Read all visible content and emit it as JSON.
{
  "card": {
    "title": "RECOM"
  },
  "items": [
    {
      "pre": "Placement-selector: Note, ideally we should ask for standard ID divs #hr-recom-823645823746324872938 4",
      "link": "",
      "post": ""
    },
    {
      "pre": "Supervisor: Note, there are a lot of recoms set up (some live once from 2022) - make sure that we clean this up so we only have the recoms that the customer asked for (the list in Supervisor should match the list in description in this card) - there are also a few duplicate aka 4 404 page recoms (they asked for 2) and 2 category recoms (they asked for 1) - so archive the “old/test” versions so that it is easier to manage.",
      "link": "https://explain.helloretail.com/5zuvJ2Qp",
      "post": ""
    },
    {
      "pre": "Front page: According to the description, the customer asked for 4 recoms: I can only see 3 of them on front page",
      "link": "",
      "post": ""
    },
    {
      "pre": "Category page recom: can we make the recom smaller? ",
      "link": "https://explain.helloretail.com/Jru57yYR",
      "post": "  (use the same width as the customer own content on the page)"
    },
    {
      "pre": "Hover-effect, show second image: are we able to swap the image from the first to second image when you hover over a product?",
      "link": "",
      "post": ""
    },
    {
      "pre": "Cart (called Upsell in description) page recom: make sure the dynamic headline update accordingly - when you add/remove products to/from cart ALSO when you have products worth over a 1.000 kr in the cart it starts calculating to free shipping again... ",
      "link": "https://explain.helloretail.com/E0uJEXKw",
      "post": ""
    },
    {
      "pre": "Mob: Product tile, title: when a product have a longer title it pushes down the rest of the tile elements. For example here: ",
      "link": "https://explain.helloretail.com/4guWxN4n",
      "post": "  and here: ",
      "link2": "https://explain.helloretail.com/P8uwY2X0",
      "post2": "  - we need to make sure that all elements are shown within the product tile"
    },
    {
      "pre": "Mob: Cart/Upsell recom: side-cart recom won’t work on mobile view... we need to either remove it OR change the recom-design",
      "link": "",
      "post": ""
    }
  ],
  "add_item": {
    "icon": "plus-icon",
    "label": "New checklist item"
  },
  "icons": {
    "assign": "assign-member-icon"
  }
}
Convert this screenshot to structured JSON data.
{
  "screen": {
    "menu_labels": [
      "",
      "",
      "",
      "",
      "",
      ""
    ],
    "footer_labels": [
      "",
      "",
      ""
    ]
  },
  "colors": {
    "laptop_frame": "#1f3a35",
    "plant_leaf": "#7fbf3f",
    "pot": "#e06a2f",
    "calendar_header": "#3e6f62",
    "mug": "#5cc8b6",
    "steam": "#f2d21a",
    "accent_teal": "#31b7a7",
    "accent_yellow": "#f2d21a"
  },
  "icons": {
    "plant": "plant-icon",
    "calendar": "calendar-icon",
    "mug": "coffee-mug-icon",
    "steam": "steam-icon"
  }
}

Goal of the exercise >>
From the records above, extract everything verbatim.

Problem solution >>
Read all visible content and emit it as JSON.
{
  "card": {
    "title": "RECOM"
  },
  "items": [
    {
      "pre": "Placement-selector: Note, ideally we should ask for standard ID divs #hr-recom-823645823746324872938 4",
      "link": "",
      "post": ""
    },
    {
      "pre": "Supervisor: Note, there are a lot of recoms set up (some live once from 2022) - make sure that we clean this up so we only have the recoms that the customer asked for (the list in Supervisor should match the list in description in this card) - there are also a few duplicate aka 4 404 page recoms (they asked for 2) and 2 category recoms (they asked for 1) - so archive the “old/test” versions so that it is easier to manage.",
      "link": "https://explain.helloretail.com/5zuvJ2Qp",
      "post": ""
    },
    {
      "pre": "Front page: According to the description, the customer asked for 4 recoms: I can only see 3 of them on front page",
      "link": "",
      "post": ""
    },
    {
      "pre": "Category page recom: can we make the recom smaller? ",
      "link": "https://explain.helloretail.com/Jru57yYR",
      "post": "  (use the same width as the customer own content on the page)"
    },
    {
      "pre": "Hover-effect, show second image: are we able to swap the image from the first to second image when you hover over a product?",
      "link": "",
      "post": ""
    },
    {
      "pre": "Cart (called Upsell in description) page recom: make sure the dynamic headline update accordingly - when you add/remove products to/from cart ALSO when you have products worth over a 1.000 kr in the cart it starts calculating to free shipping again... ",
      "link": "https://explain.helloretail.com/E0uJEXKw",
      "post": ""
    },
    {
      "pre": "Mob: Product tile, title: when a product have a longer title it pushes down the rest of the tile elements. For example here: ",
      "link": "https://explain.helloretail.com/4guWxN4n",
      "post": "  and here: ",
      "link2": "https://explain.helloretail.com/P8uwY2X0",
      "post2": "  - we need to make sure that all elements are shown within the product tile"
    },
    {
      "pre": "Mob: Cart/Upsell recom: side-cart recom won’t work on mobile view... we need to either remove it OR change the recom-design",
      "link": "",
      "post": ""
    }
  ],
  "add_item": {
    "icon": "plus-icon",
    "label": "New checklist item"
  },
  "icons": {
    "assign": "assign-member-icon"
  }
}
Convert this screenshot to structured JSON data.
{
  "screen": {
    "menu_labels": [
      "",
      "",
      "",
      "",
      "",
      ""
    ],
    "footer_labels": [
      "",
      "",
      ""
    ]
  },
  "colors": {
    "laptop_frame": "#1f3a35",
    "plant_leaf": "#7fbf3f",
    "pot": "#e06a2f",
    "calendar_header": "#3e6f62",
    "mug": "#5cc8b6",
    "steam": "#f2d21a",
    "accent_teal": "#31b7a7",
    "accent_yellow": "#f2d21a"
  },
  "icons": {
    "plant": "plant-icon",
    "calendar": "calendar-icon",
    "mug": "coffee-mug-icon",
    "steam": "steam-icon"
  }
}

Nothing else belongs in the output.